* **EXERCISE OBJECTIVE**:
Rewrite the listing from the line with "FancyBboxPatch shape — [492, 94, 527, 122]" up to and including the line with "Text: ZIP: ZIP — [454, 397, 606, 477]", putting "Marker" wherever "Point" appears and leaving everything else unchanged.

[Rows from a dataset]
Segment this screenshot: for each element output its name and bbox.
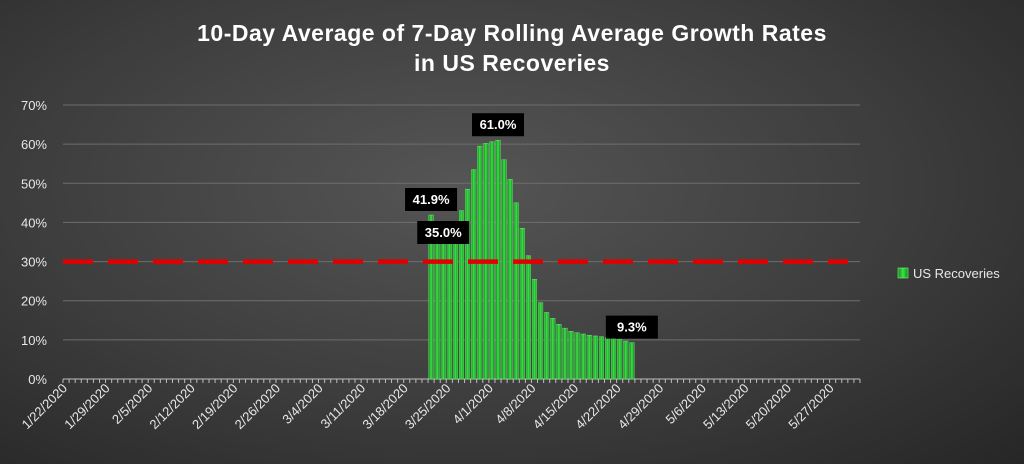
bar bbox=[446, 235, 452, 380]
bar bbox=[574, 332, 580, 380]
x-tick-label: 1/29/2020 bbox=[61, 381, 113, 433]
bar bbox=[428, 214, 434, 380]
bar bbox=[507, 179, 513, 380]
x-tick-label: 1/22/2020 bbox=[19, 381, 71, 433]
legend-swatch bbox=[897, 267, 909, 279]
y-tick-label: 0% bbox=[28, 372, 47, 387]
bar bbox=[458, 210, 465, 380]
x-tick-label: 5/13/2020 bbox=[700, 381, 752, 433]
bar bbox=[605, 337, 611, 380]
bar bbox=[629, 342, 635, 380]
data-label: 61.0% bbox=[472, 113, 525, 137]
x-tick-label: 4/29/2020 bbox=[615, 381, 667, 433]
bar bbox=[611, 338, 617, 380]
bar bbox=[592, 335, 598, 380]
y-tick-label: 70% bbox=[21, 98, 47, 113]
chart-title: 10-Day Average of 7-Day Rolling Average … bbox=[0, 18, 1024, 78]
x-tick-label: 4/22/2020 bbox=[572, 381, 624, 433]
data-label-text: 35.0% bbox=[425, 225, 462, 240]
bar bbox=[513, 202, 519, 380]
chart-title-line-1: 10-Day Average of 7-Day Rolling Average … bbox=[197, 20, 827, 46]
y-tick-label: 40% bbox=[21, 215, 47, 230]
bar bbox=[452, 226, 458, 380]
bar bbox=[550, 318, 556, 380]
x-tick-label: 5/27/2020 bbox=[785, 381, 837, 433]
bar bbox=[531, 278, 538, 380]
legend-label: US Recoveries bbox=[913, 266, 1000, 281]
bar bbox=[501, 159, 507, 380]
bar bbox=[617, 339, 623, 380]
y-tick-label: 10% bbox=[21, 333, 47, 348]
bar bbox=[544, 312, 550, 380]
y-tick-label: 30% bbox=[21, 255, 47, 270]
bar bbox=[471, 169, 477, 380]
bar bbox=[586, 334, 592, 380]
bar bbox=[538, 302, 544, 380]
chart-title-line-2: in US Recoveries bbox=[414, 50, 610, 76]
data-label: 35.0% bbox=[417, 221, 470, 244]
bar bbox=[465, 188, 471, 380]
x-tick-label: 2/12/2020 bbox=[146, 381, 198, 433]
bar bbox=[580, 333, 586, 380]
bar bbox=[556, 324, 562, 380]
data-label-box bbox=[472, 113, 525, 137]
x-tick-label: 4/1/2020 bbox=[450, 381, 496, 427]
data-label-text: 61.0% bbox=[480, 117, 517, 132]
x-tick-label: 2/19/2020 bbox=[189, 381, 241, 433]
bar bbox=[568, 331, 574, 380]
bar bbox=[525, 255, 531, 380]
x-tick-label: 2/26/2020 bbox=[232, 381, 284, 433]
data-label: 41.9% bbox=[405, 187, 458, 211]
bar bbox=[562, 327, 568, 380]
y-tick-label: 50% bbox=[21, 176, 47, 191]
data-label-text: 41.9% bbox=[413, 192, 450, 207]
data-label-text: 9.3% bbox=[617, 320, 647, 335]
data-label: 9.3% bbox=[605, 315, 658, 339]
bar bbox=[519, 228, 525, 380]
x-tick-label: 4/15/2020 bbox=[530, 381, 582, 433]
bar bbox=[434, 230, 440, 380]
data-label-box bbox=[405, 187, 458, 211]
data-label-box bbox=[417, 221, 470, 244]
data-label-box bbox=[605, 315, 658, 339]
x-tick-label: 3/18/2020 bbox=[359, 381, 411, 433]
bar bbox=[598, 336, 604, 380]
x-tick-label: 5/20/2020 bbox=[743, 381, 795, 433]
x-tick-label: 3/25/2020 bbox=[402, 381, 454, 433]
y-tick-label: 20% bbox=[21, 294, 47, 309]
bar bbox=[623, 340, 629, 380]
y-tick-label: 60% bbox=[21, 137, 47, 152]
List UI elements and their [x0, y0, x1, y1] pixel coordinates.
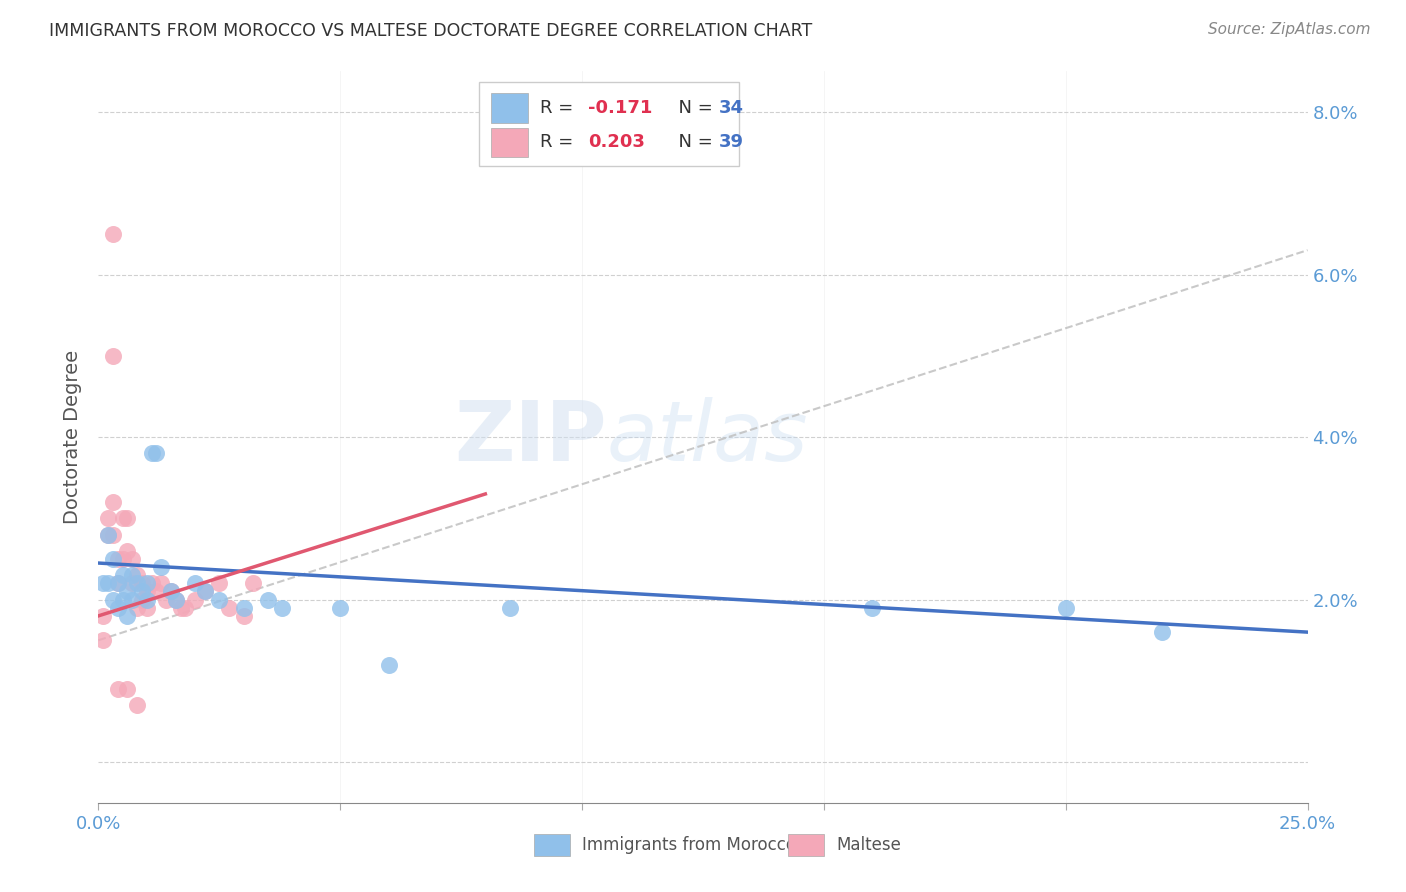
FancyBboxPatch shape — [492, 94, 527, 122]
Point — [111, 552, 134, 566]
Point — [165, 592, 187, 607]
Point — [127, 600, 149, 615]
Point — [135, 584, 157, 599]
Point — [194, 584, 217, 599]
Point — [329, 600, 352, 615]
Point — [111, 568, 134, 582]
Point — [145, 584, 167, 599]
FancyBboxPatch shape — [479, 82, 740, 167]
Point — [377, 657, 399, 672]
Point — [165, 592, 187, 607]
Point — [97, 576, 120, 591]
Point — [194, 584, 217, 599]
FancyBboxPatch shape — [492, 128, 527, 157]
Point — [101, 495, 124, 509]
Point — [150, 576, 173, 591]
Text: Maltese: Maltese — [837, 836, 901, 855]
Point — [141, 446, 163, 460]
Point — [860, 600, 883, 615]
Point — [218, 600, 240, 615]
Point — [169, 600, 191, 615]
Point — [184, 592, 207, 607]
Point — [117, 584, 139, 599]
Point — [121, 552, 143, 566]
Point — [117, 681, 139, 696]
Point — [131, 576, 153, 591]
Point — [107, 576, 129, 591]
Point — [135, 600, 157, 615]
Point — [101, 527, 124, 541]
Point — [121, 568, 143, 582]
Point — [97, 511, 120, 525]
Point — [135, 592, 157, 607]
Point — [91, 608, 114, 623]
Point — [101, 552, 124, 566]
Point — [1054, 600, 1077, 615]
Text: -0.171: -0.171 — [588, 99, 652, 117]
Point — [131, 584, 153, 599]
FancyBboxPatch shape — [787, 834, 824, 856]
Point — [97, 527, 120, 541]
Text: N =: N = — [666, 133, 718, 152]
Point — [131, 592, 153, 607]
Text: R =: R = — [540, 99, 579, 117]
Point — [107, 552, 129, 566]
Point — [101, 592, 124, 607]
Point — [91, 633, 114, 648]
FancyBboxPatch shape — [534, 834, 569, 856]
Text: ZIP: ZIP — [454, 397, 606, 477]
Point — [91, 576, 114, 591]
Point — [160, 584, 183, 599]
Point — [145, 446, 167, 460]
Point — [117, 511, 139, 525]
Point — [242, 576, 264, 591]
Point — [232, 608, 254, 623]
Point — [111, 592, 134, 607]
Text: N =: N = — [666, 99, 718, 117]
Point — [117, 544, 139, 558]
Text: atlas: atlas — [606, 397, 808, 477]
Point — [135, 576, 157, 591]
Point — [101, 349, 124, 363]
Point — [150, 560, 173, 574]
Point — [111, 511, 134, 525]
Point — [101, 227, 124, 241]
Point — [141, 576, 163, 591]
Text: Source: ZipAtlas.com: Source: ZipAtlas.com — [1208, 22, 1371, 37]
Point — [121, 576, 143, 591]
Point — [256, 592, 278, 607]
Point — [127, 568, 149, 582]
Point — [498, 600, 520, 615]
Point — [121, 592, 143, 607]
Text: 39: 39 — [718, 133, 744, 152]
Text: 0.203: 0.203 — [588, 133, 645, 152]
Point — [127, 576, 149, 591]
Point — [184, 576, 207, 591]
Point — [155, 592, 177, 607]
Text: IMMIGRANTS FROM MOROCCO VS MALTESE DOCTORATE DEGREE CORRELATION CHART: IMMIGRANTS FROM MOROCCO VS MALTESE DOCTO… — [49, 22, 813, 40]
Point — [208, 592, 231, 607]
Point — [232, 600, 254, 615]
Y-axis label: Doctorate Degree: Doctorate Degree — [63, 350, 82, 524]
Point — [107, 600, 129, 615]
Point — [1152, 625, 1174, 640]
Point — [107, 576, 129, 591]
Point — [117, 608, 139, 623]
Point — [97, 527, 120, 541]
Point — [174, 600, 197, 615]
Point — [127, 698, 149, 713]
Point — [107, 681, 129, 696]
Point — [271, 600, 294, 615]
Text: 34: 34 — [718, 99, 744, 117]
Point — [160, 584, 183, 599]
Text: R =: R = — [540, 133, 579, 152]
Text: Immigrants from Morocco: Immigrants from Morocco — [582, 836, 796, 855]
Point — [208, 576, 231, 591]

* **RESULT OF THE TASK**:
FancyBboxPatch shape — [492, 94, 527, 122]
Marker — [111, 552, 134, 566]
Marker — [165, 592, 187, 607]
Marker — [127, 600, 149, 615]
Marker — [135, 584, 157, 599]
Marker — [194, 584, 217, 599]
Marker — [329, 600, 352, 615]
Marker — [111, 568, 134, 582]
Marker — [145, 584, 167, 599]
FancyBboxPatch shape — [479, 82, 740, 167]
Marker — [377, 657, 399, 672]
Marker — [165, 592, 187, 607]
Marker — [97, 576, 120, 591]
Marker — [194, 584, 217, 599]
FancyBboxPatch shape — [492, 128, 527, 157]
Marker — [101, 495, 124, 509]
Marker — [150, 576, 173, 591]
Text: Maltese: Maltese — [837, 836, 901, 855]
Marker — [141, 446, 163, 460]
Marker — [860, 600, 883, 615]
Marker — [218, 600, 240, 615]
Marker — [169, 600, 191, 615]
Marker — [184, 592, 207, 607]
Marker — [117, 584, 139, 599]
Marker — [121, 552, 143, 566]
Marker — [117, 681, 139, 696]
Marker — [131, 576, 153, 591]
Marker — [107, 576, 129, 591]
Marker — [135, 600, 157, 615]
Marker — [101, 527, 124, 541]
Marker — [121, 568, 143, 582]
Marker — [97, 511, 120, 525]
Marker — [135, 592, 157, 607]
Marker — [91, 608, 114, 623]
Marker — [101, 552, 124, 566]
Marker — [1054, 600, 1077, 615]
Text: -0.171: -0.171 — [588, 99, 652, 117]
Marker — [131, 584, 153, 599]
FancyBboxPatch shape — [787, 834, 824, 856]
Marker — [97, 527, 120, 541]
Text: N =: N = — [666, 133, 718, 152]
Marker — [131, 592, 153, 607]
Text: R =: R = — [540, 99, 579, 117]
Marker — [107, 552, 129, 566]
Marker — [101, 592, 124, 607]
Marker — [91, 633, 114, 648]
FancyBboxPatch shape — [534, 834, 569, 856]
Text: ZIP: ZIP — [454, 397, 606, 477]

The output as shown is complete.